== EXERCISE TASK ==
Rename every "colorbar-swatch" in the listing below to "legend-swatch", and reproduce all other text unchanged.

== ROWS ==
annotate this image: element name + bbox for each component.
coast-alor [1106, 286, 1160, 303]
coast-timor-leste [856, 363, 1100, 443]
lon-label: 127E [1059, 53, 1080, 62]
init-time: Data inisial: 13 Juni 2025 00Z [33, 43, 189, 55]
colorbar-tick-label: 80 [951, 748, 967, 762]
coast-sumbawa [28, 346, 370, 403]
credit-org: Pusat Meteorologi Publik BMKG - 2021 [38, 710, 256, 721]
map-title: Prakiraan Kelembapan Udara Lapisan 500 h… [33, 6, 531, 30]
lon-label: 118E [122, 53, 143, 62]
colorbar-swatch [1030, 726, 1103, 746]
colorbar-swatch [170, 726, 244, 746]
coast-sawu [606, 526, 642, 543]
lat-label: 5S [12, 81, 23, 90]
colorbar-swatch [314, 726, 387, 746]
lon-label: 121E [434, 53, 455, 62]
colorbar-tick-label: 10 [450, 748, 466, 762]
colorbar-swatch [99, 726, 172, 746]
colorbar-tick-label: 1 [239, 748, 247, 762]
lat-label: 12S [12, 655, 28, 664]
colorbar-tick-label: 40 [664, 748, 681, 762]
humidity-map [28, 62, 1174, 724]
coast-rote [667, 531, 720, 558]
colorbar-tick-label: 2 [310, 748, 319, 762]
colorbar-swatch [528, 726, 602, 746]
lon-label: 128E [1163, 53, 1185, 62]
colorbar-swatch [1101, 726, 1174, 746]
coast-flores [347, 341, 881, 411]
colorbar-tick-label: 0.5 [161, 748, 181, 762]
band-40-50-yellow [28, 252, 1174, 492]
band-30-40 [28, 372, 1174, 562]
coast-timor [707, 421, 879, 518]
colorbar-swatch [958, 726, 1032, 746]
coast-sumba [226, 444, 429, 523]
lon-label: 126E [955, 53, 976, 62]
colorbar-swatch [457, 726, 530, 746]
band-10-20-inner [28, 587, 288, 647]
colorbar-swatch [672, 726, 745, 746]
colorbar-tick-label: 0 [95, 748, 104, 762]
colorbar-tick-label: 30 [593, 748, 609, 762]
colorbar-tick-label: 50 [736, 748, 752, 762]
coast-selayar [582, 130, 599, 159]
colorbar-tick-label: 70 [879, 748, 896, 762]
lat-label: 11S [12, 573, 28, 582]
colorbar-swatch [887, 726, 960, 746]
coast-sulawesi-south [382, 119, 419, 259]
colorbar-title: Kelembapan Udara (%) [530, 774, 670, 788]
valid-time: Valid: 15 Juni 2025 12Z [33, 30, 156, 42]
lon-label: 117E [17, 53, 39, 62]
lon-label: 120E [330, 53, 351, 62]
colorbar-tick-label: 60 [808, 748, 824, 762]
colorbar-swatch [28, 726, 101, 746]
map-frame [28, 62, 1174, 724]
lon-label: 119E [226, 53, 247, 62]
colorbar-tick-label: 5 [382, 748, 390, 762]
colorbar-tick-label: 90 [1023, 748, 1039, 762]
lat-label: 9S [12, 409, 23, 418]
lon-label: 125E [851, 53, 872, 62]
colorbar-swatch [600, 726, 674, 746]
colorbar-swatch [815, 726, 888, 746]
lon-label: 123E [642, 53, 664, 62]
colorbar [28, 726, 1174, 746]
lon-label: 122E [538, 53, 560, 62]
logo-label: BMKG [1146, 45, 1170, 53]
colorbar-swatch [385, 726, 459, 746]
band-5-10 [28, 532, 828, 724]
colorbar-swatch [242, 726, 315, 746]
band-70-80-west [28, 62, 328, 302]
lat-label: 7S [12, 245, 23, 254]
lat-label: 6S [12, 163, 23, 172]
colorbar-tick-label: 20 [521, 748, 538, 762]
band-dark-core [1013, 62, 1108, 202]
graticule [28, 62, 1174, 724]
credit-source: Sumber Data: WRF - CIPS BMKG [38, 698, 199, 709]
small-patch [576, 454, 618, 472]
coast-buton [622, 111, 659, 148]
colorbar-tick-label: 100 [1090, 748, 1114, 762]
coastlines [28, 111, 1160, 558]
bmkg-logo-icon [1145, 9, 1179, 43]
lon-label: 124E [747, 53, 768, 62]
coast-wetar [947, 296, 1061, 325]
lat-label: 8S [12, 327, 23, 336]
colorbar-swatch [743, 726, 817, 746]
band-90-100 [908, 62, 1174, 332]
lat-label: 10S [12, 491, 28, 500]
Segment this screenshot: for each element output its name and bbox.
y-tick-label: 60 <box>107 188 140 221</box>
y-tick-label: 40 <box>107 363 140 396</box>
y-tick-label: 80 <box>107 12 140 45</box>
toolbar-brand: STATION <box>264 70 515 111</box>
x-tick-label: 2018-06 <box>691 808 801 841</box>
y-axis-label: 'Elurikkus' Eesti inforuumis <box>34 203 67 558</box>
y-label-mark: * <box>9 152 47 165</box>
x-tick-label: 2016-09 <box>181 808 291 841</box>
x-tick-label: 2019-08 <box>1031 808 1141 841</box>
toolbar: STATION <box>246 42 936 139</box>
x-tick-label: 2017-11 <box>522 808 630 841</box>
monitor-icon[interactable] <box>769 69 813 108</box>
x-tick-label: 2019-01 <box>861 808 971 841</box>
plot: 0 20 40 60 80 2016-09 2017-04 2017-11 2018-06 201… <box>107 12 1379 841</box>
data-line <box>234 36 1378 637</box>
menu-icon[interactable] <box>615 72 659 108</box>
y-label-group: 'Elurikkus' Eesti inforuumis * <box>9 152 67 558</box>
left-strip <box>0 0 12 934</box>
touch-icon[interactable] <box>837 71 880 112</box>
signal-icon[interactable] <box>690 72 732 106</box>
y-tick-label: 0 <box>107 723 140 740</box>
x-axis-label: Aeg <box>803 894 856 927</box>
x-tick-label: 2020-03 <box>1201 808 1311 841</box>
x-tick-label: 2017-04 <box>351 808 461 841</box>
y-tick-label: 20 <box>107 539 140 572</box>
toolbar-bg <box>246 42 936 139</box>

== RESPONSE TO THE TASK ==
annotate this image: element name + bbox for each component.
coast-alor [1106, 286, 1160, 303]
coast-timor-leste [856, 363, 1100, 443]
lon-label: 127E [1059, 53, 1080, 62]
init-time: Data inisial: 13 Juni 2025 00Z [33, 43, 189, 55]
colorbar-tick-label: 80 [951, 748, 967, 762]
coast-sumbawa [28, 346, 370, 403]
credit-org: Pusat Meteorologi Publik BMKG - 2021 [38, 710, 256, 721]
map-title: Prakiraan Kelembapan Udara Lapisan 500 h… [33, 6, 531, 30]
lon-label: 118E [122, 53, 143, 62]
legend-swatch [1030, 726, 1103, 746]
legend-swatch [170, 726, 244, 746]
coast-sawu [606, 526, 642, 543]
lat-label: 5S [12, 81, 23, 90]
legend-swatch [314, 726, 387, 746]
lon-label: 121E [434, 53, 455, 62]
colorbar-tick-label: 10 [450, 748, 466, 762]
legend-swatch [99, 726, 172, 746]
colorbar-tick-label: 1 [239, 748, 247, 762]
lat-label: 12S [12, 655, 28, 664]
colorbar-tick-label: 40 [664, 748, 681, 762]
humidity-map [28, 62, 1174, 724]
coast-rote [667, 531, 720, 558]
colorbar-tick-label: 2 [310, 748, 319, 762]
legend-swatch [528, 726, 602, 746]
lon-label: 128E [1163, 53, 1185, 62]
legend-swatch [1101, 726, 1174, 746]
coast-flores [347, 341, 881, 411]
colorbar-tick-label: 0.5 [161, 748, 181, 762]
band-40-50-yellow [28, 252, 1174, 492]
band-30-40 [28, 372, 1174, 562]
coast-timor [707, 421, 879, 518]
legend-swatch [958, 726, 1032, 746]
coast-sumba [226, 444, 429, 523]
lon-label: 126E [955, 53, 976, 62]
legend-swatch [457, 726, 530, 746]
band-10-20-inner [28, 587, 288, 647]
legend-swatch [672, 726, 745, 746]
colorbar-tick-label: 0 [95, 748, 104, 762]
colorbar-tick-label: 30 [593, 748, 609, 762]
colorbar-tick-label: 50 [736, 748, 752, 762]
coast-selayar [582, 130, 599, 159]
colorbar-tick-label: 70 [879, 748, 896, 762]
lat-label: 11S [12, 573, 28, 582]
legend-swatch [887, 726, 960, 746]
coast-sulawesi-south [382, 119, 419, 259]
colorbar-title: Kelembapan Udara (%) [530, 774, 670, 788]
valid-time: Valid: 15 Juni 2025 12Z [33, 30, 156, 42]
lon-label: 117E [17, 53, 39, 62]
lon-label: 120E [330, 53, 351, 62]
colorbar-tick-label: 60 [808, 748, 824, 762]
legend-swatch [28, 726, 101, 746]
map-frame [28, 62, 1174, 724]
lon-label: 119E [226, 53, 247, 62]
colorbar-tick-label: 5 [382, 748, 390, 762]
colorbar-tick-label: 90 [1023, 748, 1039, 762]
lat-label: 9S [12, 409, 23, 418]
lon-label: 125E [851, 53, 872, 62]
legend-swatch [600, 726, 674, 746]
legend-swatch [815, 726, 888, 746]
lon-label: 123E [642, 53, 664, 62]
colorbar [28, 726, 1174, 746]
lon-label: 122E [538, 53, 560, 62]
logo-label: BMKG [1146, 45, 1170, 53]
legend-swatch [385, 726, 459, 746]
band-5-10 [28, 532, 828, 724]
legend-swatch [242, 726, 315, 746]
band-70-80-west [28, 62, 328, 302]
lat-label: 7S [12, 245, 23, 254]
lat-label: 6S [12, 163, 23, 172]
colorbar-tick-label: 20 [521, 748, 538, 762]
band-dark-core [1013, 62, 1108, 202]
graticule [28, 62, 1174, 724]
credit-source: Sumber Data: WRF - CIPS BMKG [38, 698, 199, 709]
small-patch [576, 454, 618, 472]
coast-buton [622, 111, 659, 148]
colorbar-tick-label: 100 [1090, 748, 1114, 762]
coastlines [28, 111, 1160, 558]
bmkg-logo-icon [1145, 9, 1179, 43]
lon-label: 124E [747, 53, 768, 62]
coast-wetar [947, 296, 1061, 325]
lat-label: 8S [12, 327, 23, 336]
legend-swatch [743, 726, 817, 746]
band-90-100 [908, 62, 1174, 332]
lat-label: 10S [12, 491, 28, 500]
Segment this screenshot: for each element output its name and bbox.
y-tick-label: 60 <box>107 188 140 221</box>
y-tick-label: 40 <box>107 363 140 396</box>
y-tick-label: 80 <box>107 12 140 45</box>
toolbar-brand: STATION <box>264 70 515 111</box>
x-tick-label: 2018-06 <box>691 808 801 841</box>
y-axis-label: 'Elurikkus' Eesti inforuumis <box>34 203 67 558</box>
y-label-mark: * <box>9 152 47 165</box>
x-tick-label: 2016-09 <box>181 808 291 841</box>
x-tick-label: 2019-08 <box>1031 808 1141 841</box>
toolbar: STATION <box>246 42 936 139</box>
x-tick-label: 2017-11 <box>522 808 630 841</box>
monitor-icon[interactable] <box>769 69 813 108</box>
x-tick-label: 2019-01 <box>861 808 971 841</box>
plot: 0 20 40 60 80 2016-09 2017-04 2017-11 2018-06 201… <box>107 12 1379 841</box>
data-line <box>234 36 1378 637</box>
menu-icon[interactable] <box>615 72 659 108</box>
y-label-group: 'Elurikkus' Eesti inforuumis * <box>9 152 67 558</box>
left-strip <box>0 0 12 934</box>
touch-icon[interactable] <box>837 71 880 112</box>
signal-icon[interactable] <box>690 72 732 106</box>
y-tick-label: 0 <box>107 723 140 740</box>
x-axis-label: Aeg <box>803 894 856 927</box>
x-tick-label: 2020-03 <box>1201 808 1311 841</box>
x-tick-label: 2017-04 <box>351 808 461 841</box>
y-tick-label: 20 <box>107 539 140 572</box>
toolbar-bg <box>246 42 936 139</box>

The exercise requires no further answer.